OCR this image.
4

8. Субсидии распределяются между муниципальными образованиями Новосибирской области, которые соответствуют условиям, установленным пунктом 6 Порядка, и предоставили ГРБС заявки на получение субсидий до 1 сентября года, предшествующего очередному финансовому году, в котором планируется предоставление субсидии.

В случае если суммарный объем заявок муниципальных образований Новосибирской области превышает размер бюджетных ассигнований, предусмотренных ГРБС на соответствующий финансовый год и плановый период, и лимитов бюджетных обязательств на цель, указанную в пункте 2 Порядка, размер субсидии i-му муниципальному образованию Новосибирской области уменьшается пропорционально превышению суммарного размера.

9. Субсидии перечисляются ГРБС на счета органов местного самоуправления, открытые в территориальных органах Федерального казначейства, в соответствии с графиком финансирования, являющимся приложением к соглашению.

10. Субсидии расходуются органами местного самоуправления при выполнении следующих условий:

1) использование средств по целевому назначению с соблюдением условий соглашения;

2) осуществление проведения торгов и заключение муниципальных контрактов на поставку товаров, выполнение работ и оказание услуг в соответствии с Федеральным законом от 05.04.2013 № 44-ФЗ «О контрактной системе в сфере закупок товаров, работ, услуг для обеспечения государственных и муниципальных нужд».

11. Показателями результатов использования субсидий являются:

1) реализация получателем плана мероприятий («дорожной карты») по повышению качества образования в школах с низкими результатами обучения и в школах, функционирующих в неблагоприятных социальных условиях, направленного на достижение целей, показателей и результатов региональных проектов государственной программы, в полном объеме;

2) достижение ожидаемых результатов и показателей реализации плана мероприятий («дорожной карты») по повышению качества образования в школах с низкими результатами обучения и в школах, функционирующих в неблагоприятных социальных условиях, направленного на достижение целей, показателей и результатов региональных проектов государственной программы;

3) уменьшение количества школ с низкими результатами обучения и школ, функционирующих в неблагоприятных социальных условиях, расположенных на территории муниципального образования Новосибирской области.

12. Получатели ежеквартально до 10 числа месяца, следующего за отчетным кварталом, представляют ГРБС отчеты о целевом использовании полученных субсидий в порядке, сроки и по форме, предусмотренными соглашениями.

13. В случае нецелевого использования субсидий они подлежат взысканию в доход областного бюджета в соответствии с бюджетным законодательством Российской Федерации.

********

§ Aim of the task
Filter the records down to the lines that contain the string "карты", and copy those lines.

§ Response to the task
1) реализация получателем плана мероприятий («дорожной карты») по повышению качества образования в школах с низкими результатами обучения и в школах, функционирующих в неблагоприятных социальных условиях, направленного на достижение целей, показателей и результатов региональных проектов государственной программы, в полном объеме;
2) достижение ожидаемых результатов и показателей реализации плана мероприятий («дорожной карты») по повышению качества образования в школах с низкими результатами обучения и в школах, функционирующих в неблагоприятных социальных условиях, направленного на достижение целей, показателей и результатов региональных проектов государственной программы;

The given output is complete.